Required task – Look through the data below and return each line where "出示课件" appears.

Source records:
↓↓↓
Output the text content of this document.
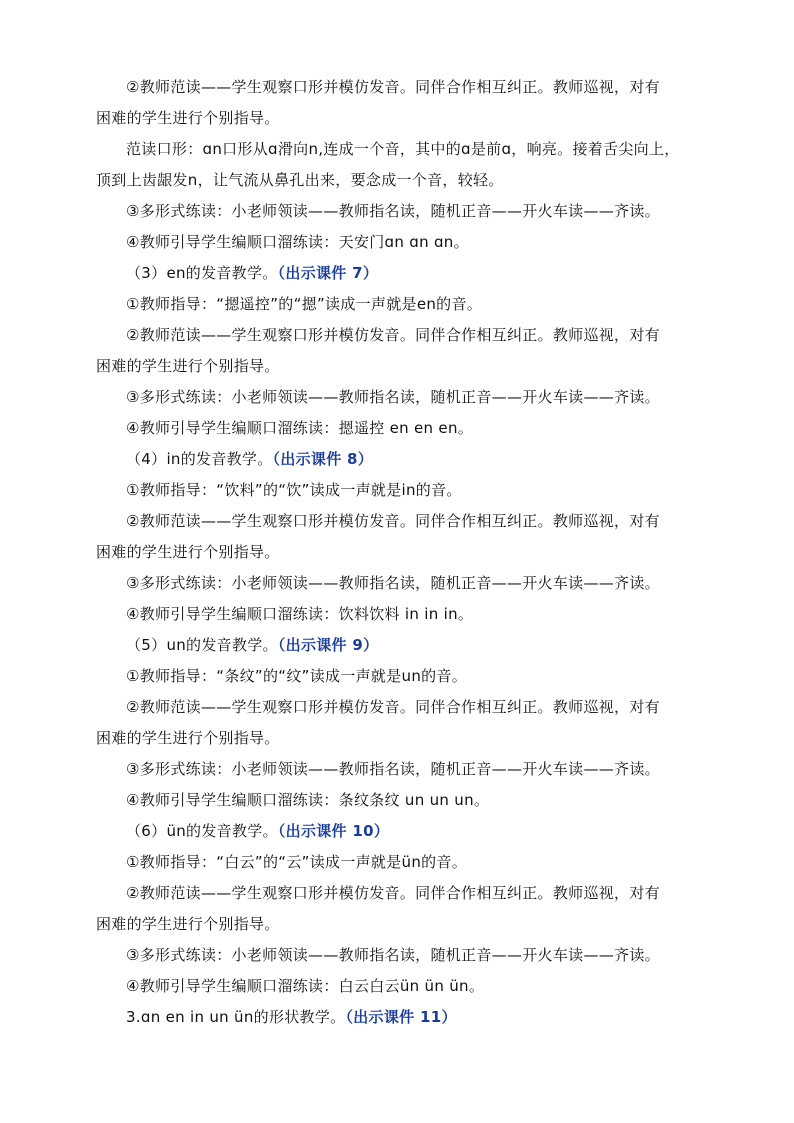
②教师范读——学生观察口形并模仿发音。同伴合作相互纠正。教师巡视，对有

困难的学生进行个别指导。

范读口形：ɑn口形从ɑ滑向n,连成一个音，其中的ɑ是前ɑ，响亮。接着舌尖向上，

顶到上齿龈发n，让气流从鼻孔出来，要念成一个音，较轻。

③多形式练读：小老师领读——教师指名读，随机正音——开火车读——齐读。

④教师引导学生编顺口溜练读：天安门ɑn ɑn ɑn。

（3）en的发音教学。（出示课件 7）

①教师指导：“摁遥控”的“摁”读成一声就是en的音。

②教师范读——学生观察口形并模仿发音。同伴合作相互纠正。教师巡视，对有

困难的学生进行个别指导。

③多形式练读：小老师领读——教师指名读，随机正音——开火车读——齐读。

④教师引导学生编顺口溜练读：摁遥控 en en en。

（4）in的发音教学。（出示课件 8）

①教师指导：“饮料”的“饮”读成一声就是in的音。

②教师范读——学生观察口形并模仿发音。同伴合作相互纠正。教师巡视，对有

困难的学生进行个别指导。

③多形式练读：小老师领读——教师指名读，随机正音——开火车读——齐读。

④教师引导学生编顺口溜练读：饮料饮料 in in in。

（5）un的发音教学。（出示课件 9）

①教师指导：“条纹”的“纹”读成一声就是un的音。

②教师范读——学生观察口形并模仿发音。同伴合作相互纠正。教师巡视，对有

困难的学生进行个别指导。

③多形式练读：小老师领读——教师指名读，随机正音——开火车读——齐读。

④教师引导学生编顺口溜练读：条纹条纹 un un un。

（6）ün的发音教学。（出示课件 10）

①教师指导：“白云”的“云”读成一声就是ün的音。

②教师范读——学生观察口形并模仿发音。同伴合作相互纠正。教师巡视，对有

困难的学生进行个别指导。

③多形式练读：小老师领读——教师指名读，随机正音——开火车读——齐读。

④教师引导学生编顺口溜练读：白云白云ün ün ün。

3.ɑn en in un ün的形状教学。（出示课件 11）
↑↑↑
Answer for the task –
（3）en的发音教学。（出示课件 7）
（4）in的发音教学。（出示课件 8）
（5）un的发音教学。（出示课件 9）
（6）ün的发音教学。（出示课件 10）
3.ɑn en in un ün的形状教学。（出示课件 11）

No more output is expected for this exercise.